━━━━━ Given entries

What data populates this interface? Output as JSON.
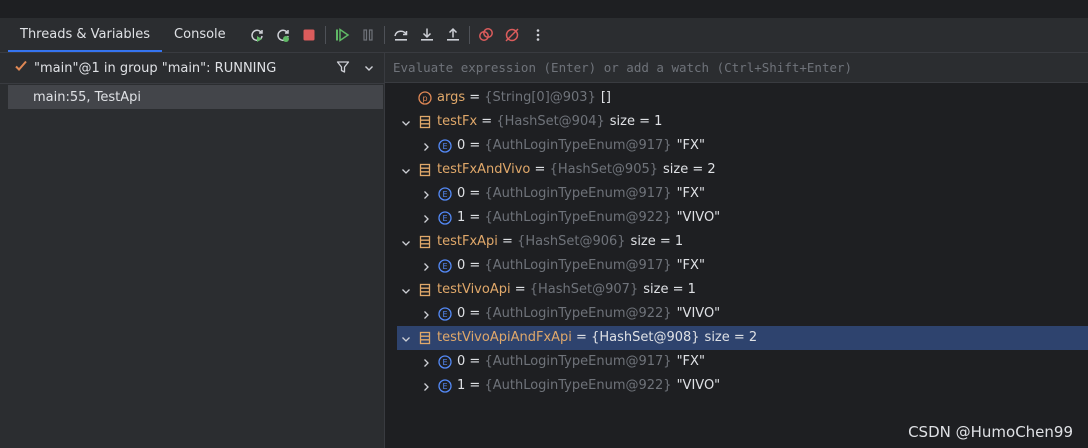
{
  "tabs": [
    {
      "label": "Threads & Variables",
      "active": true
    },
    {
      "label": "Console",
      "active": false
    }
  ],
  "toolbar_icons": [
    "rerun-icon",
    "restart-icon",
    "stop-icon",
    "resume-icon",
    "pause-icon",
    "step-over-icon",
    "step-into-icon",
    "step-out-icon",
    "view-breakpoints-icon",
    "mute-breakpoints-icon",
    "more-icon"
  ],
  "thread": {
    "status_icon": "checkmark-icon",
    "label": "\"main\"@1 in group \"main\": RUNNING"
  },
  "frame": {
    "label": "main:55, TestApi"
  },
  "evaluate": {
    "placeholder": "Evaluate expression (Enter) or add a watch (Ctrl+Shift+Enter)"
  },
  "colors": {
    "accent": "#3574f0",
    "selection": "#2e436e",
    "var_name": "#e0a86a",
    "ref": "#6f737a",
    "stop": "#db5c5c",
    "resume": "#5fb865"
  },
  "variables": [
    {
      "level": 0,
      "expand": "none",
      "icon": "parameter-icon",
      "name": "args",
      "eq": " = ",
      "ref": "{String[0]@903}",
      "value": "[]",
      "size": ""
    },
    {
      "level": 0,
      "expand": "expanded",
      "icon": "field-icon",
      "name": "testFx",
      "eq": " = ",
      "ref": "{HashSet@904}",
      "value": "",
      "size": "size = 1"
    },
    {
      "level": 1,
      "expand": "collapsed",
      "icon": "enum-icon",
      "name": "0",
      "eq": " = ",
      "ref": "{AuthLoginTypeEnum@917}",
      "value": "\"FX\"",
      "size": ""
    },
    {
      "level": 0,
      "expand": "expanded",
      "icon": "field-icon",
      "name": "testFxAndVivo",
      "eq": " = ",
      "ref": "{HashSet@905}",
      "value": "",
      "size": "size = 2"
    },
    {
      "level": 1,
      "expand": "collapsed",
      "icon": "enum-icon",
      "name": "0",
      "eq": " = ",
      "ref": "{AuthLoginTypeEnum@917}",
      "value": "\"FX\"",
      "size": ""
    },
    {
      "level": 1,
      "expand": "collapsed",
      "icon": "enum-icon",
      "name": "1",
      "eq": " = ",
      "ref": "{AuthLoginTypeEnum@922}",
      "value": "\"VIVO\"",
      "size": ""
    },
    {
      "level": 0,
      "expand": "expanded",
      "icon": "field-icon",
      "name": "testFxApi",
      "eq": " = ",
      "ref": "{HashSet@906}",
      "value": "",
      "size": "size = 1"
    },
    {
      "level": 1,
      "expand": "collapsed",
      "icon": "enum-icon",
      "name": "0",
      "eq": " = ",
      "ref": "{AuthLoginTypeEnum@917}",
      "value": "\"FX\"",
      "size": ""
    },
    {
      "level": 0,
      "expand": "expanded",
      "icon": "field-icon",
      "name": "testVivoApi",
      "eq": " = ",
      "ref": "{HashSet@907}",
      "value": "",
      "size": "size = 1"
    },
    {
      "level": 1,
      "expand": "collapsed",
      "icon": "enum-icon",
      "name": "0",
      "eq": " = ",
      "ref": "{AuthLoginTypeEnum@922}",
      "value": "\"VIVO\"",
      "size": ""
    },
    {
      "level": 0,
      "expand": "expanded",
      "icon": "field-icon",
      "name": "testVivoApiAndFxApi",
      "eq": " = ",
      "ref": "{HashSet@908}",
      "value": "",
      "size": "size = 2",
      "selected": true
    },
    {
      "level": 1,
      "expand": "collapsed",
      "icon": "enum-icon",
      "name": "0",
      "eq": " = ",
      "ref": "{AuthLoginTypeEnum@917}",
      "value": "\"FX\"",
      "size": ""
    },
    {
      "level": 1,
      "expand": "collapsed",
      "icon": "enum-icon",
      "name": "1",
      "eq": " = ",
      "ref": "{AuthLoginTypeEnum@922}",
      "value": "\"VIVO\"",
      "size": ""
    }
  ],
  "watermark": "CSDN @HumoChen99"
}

━━━━━━━━━━

Problem details:
Drop the images and quote the entries word for word.

Problem solution:
What data populates this interface? Output as JSON.
{
  "tabs": [
    {
      "label": "Threads & Variables",
      "active": true
    },
    {
      "label": "Console",
      "active": false
    }
  ],
  "toolbar_icons": [
    "rerun-icon",
    "restart-icon",
    "stop-icon",
    "resume-icon",
    "pause-icon",
    "step-over-icon",
    "step-into-icon",
    "step-out-icon",
    "view-breakpoints-icon",
    "mute-breakpoints-icon",
    "more-icon"
  ],
  "thread": {
    "status_icon": "checkmark-icon",
    "label": "\"main\"@1 in group \"main\": RUNNING"
  },
  "frame": {
    "label": "main:55, TestApi"
  },
  "evaluate": {
    "placeholder": "Evaluate expression (Enter) or add a watch (Ctrl+Shift+Enter)"
  },
  "colors": {
    "accent": "#3574f0",
    "selection": "#2e436e",
    "var_name": "#e0a86a",
    "ref": "#6f737a",
    "stop": "#db5c5c",
    "resume": "#5fb865"
  },
  "variables": [
    {
      "level": 0,
      "expand": "none",
      "icon": "parameter-icon",
      "name": "args",
      "eq": " = ",
      "ref": "{String[0]@903}",
      "value": "[]",
      "size": ""
    },
    {
      "level": 0,
      "expand": "expanded",
      "icon": "field-icon",
      "name": "testFx",
      "eq": " = ",
      "ref": "{HashSet@904}",
      "value": "",
      "size": "size = 1"
    },
    {
      "level": 1,
      "expand": "collapsed",
      "icon": "enum-icon",
      "name": "0",
      "eq": " = ",
      "ref": "{AuthLoginTypeEnum@917}",
      "value": "\"FX\"",
      "size": ""
    },
    {
      "level": 0,
      "expand": "expanded",
      "icon": "field-icon",
      "name": "testFxAndVivo",
      "eq": " = ",
      "ref": "{HashSet@905}",
      "value": "",
      "size": "size = 2"
    },
    {
      "level": 1,
      "expand": "collapsed",
      "icon": "enum-icon",
      "name": "0",
      "eq": " = ",
      "ref": "{AuthLoginTypeEnum@917}",
      "value": "\"FX\"",
      "size": ""
    },
    {
      "level": 1,
      "expand": "collapsed",
      "icon": "enum-icon",
      "name": "1",
      "eq": " = ",
      "ref": "{AuthLoginTypeEnum@922}",
      "value": "\"VIVO\"",
      "size": ""
    },
    {
      "level": 0,
      "expand": "expanded",
      "icon": "field-icon",
      "name": "testFxApi",
      "eq": " = ",
      "ref": "{HashSet@906}",
      "value": "",
      "size": "size = 1"
    },
    {
      "level": 1,
      "expand": "collapsed",
      "icon": "enum-icon",
      "name": "0",
      "eq": " = ",
      "ref": "{AuthLoginTypeEnum@917}",
      "value": "\"FX\"",
      "size": ""
    },
    {
      "level": 0,
      "expand": "expanded",
      "icon": "field-icon",
      "name": "testVivoApi",
      "eq": " = ",
      "ref": "{HashSet@907}",
      "value": "",
      "size": "size = 1"
    },
    {
      "level": 1,
      "expand": "collapsed",
      "icon": "enum-icon",
      "name": "0",
      "eq": " = ",
      "ref": "{AuthLoginTypeEnum@922}",
      "value": "\"VIVO\"",
      "size": ""
    },
    {
      "level": 0,
      "expand": "expanded",
      "icon": "field-icon",
      "name": "testVivoApiAndFxApi",
      "eq": " = ",
      "ref": "{HashSet@908}",
      "value": "",
      "size": "size = 2",
      "selected": true
    },
    {
      "level": 1,
      "expand": "collapsed",
      "icon": "enum-icon",
      "name": "0",
      "eq": " = ",
      "ref": "{AuthLoginTypeEnum@917}",
      "value": "\"FX\"",
      "size": ""
    },
    {
      "level": 1,
      "expand": "collapsed",
      "icon": "enum-icon",
      "name": "1",
      "eq": " = ",
      "ref": "{AuthLoginTypeEnum@922}",
      "value": "\"VIVO\"",
      "size": ""
    }
  ],
  "watermark": "CSDN @HumoChen99"
}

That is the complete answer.